-- DATA FOR THIS EXERCISE --
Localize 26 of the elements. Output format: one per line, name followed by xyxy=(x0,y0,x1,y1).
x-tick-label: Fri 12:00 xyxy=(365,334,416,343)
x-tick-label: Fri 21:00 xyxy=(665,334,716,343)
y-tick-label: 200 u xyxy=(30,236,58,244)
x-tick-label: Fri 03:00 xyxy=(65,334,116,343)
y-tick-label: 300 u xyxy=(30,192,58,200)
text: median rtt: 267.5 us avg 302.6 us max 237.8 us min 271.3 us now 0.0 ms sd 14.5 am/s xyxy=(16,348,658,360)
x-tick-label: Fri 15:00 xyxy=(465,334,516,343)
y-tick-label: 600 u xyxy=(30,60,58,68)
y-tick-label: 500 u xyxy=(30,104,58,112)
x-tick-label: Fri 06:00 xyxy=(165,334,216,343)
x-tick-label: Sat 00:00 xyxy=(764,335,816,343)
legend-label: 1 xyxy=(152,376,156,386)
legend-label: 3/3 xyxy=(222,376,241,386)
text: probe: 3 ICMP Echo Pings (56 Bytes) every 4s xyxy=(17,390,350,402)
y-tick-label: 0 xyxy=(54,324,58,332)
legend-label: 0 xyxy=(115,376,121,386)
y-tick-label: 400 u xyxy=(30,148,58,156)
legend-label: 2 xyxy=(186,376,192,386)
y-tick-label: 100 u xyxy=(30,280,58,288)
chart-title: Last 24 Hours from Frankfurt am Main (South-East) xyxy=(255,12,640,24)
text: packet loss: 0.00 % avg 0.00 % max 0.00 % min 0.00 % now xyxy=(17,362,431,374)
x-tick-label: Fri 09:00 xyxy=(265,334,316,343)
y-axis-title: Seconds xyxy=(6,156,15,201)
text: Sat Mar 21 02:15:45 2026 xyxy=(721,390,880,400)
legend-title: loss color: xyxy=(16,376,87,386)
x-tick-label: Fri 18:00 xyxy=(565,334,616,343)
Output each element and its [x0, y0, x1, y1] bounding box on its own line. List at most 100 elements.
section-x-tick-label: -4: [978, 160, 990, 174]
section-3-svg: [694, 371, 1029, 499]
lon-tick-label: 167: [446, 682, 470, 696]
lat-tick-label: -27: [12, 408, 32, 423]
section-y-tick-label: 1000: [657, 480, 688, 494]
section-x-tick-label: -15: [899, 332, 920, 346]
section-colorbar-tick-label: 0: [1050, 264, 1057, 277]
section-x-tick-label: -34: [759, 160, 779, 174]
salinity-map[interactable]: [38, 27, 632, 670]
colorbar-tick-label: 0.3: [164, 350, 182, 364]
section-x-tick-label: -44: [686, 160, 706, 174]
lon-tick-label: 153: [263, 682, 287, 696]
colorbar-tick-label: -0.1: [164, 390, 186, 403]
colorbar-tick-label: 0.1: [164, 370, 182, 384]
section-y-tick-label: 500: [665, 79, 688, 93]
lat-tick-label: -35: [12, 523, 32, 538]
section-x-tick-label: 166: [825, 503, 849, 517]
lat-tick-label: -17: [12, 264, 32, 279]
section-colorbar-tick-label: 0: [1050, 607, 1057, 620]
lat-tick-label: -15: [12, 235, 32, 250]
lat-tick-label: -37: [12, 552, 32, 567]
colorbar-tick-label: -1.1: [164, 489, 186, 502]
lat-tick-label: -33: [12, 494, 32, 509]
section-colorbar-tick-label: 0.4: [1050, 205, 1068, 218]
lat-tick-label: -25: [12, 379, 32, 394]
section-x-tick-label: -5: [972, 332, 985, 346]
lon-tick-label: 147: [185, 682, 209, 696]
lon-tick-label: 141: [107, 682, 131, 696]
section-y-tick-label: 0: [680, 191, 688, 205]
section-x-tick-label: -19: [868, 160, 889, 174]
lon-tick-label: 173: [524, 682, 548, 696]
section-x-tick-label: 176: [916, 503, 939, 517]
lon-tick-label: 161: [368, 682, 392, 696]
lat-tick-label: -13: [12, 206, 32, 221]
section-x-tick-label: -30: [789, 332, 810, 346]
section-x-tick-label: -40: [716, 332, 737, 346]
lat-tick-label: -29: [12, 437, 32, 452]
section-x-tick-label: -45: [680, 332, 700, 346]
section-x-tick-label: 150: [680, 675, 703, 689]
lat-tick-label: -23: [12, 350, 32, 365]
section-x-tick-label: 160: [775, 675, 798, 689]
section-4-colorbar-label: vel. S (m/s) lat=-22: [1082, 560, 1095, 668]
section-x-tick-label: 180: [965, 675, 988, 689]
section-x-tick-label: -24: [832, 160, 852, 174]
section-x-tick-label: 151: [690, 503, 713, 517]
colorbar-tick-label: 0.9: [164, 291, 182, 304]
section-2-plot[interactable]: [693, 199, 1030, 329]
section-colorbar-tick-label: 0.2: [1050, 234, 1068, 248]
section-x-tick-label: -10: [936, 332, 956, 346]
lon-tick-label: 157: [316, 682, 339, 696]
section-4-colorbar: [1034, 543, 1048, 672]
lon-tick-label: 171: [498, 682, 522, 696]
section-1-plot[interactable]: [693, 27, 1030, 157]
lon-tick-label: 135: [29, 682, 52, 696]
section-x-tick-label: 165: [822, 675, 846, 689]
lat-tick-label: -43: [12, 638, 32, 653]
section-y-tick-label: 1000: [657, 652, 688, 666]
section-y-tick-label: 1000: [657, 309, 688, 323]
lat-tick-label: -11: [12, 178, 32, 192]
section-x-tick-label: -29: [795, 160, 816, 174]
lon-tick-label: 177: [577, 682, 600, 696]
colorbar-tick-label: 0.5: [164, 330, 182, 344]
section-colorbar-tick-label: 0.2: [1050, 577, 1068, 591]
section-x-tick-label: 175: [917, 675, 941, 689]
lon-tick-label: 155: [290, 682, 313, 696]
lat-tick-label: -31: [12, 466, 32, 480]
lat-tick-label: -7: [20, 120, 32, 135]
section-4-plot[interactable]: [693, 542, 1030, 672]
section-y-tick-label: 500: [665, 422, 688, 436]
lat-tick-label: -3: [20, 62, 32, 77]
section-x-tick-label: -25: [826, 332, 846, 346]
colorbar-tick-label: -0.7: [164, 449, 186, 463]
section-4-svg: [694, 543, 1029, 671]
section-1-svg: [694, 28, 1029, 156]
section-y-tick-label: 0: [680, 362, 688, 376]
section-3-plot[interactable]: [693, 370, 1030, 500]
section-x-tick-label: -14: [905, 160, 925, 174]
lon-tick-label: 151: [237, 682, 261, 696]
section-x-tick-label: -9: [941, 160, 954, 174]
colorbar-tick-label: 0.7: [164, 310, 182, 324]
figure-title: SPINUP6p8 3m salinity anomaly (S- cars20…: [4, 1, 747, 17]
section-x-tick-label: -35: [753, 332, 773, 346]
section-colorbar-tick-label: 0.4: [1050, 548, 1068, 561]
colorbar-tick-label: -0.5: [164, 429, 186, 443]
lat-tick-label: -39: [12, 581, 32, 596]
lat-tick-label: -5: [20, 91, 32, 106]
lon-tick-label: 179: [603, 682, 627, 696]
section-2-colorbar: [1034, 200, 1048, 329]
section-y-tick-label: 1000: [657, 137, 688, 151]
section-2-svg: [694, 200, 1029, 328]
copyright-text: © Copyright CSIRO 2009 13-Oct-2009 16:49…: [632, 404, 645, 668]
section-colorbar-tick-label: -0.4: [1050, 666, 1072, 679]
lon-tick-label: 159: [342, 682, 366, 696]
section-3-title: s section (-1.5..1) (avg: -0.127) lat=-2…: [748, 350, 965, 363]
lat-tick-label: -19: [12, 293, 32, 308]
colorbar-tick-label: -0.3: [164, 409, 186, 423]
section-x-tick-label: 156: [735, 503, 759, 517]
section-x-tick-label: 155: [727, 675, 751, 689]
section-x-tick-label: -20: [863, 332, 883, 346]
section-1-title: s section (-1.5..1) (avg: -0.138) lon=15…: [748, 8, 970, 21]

-- WRITTEN INSTRUCTION --
Pick out each line in the items above that contains the string "elements", and copy those lines.

-- FULL SOLUTION --
Localize 26 of the elements. Output format: one per line, name followed by xyxy=(x0,y0,x1,y1).
Output each element and its [x0, y0, x1, y1] bounding box on its own line. List at most 100 elements.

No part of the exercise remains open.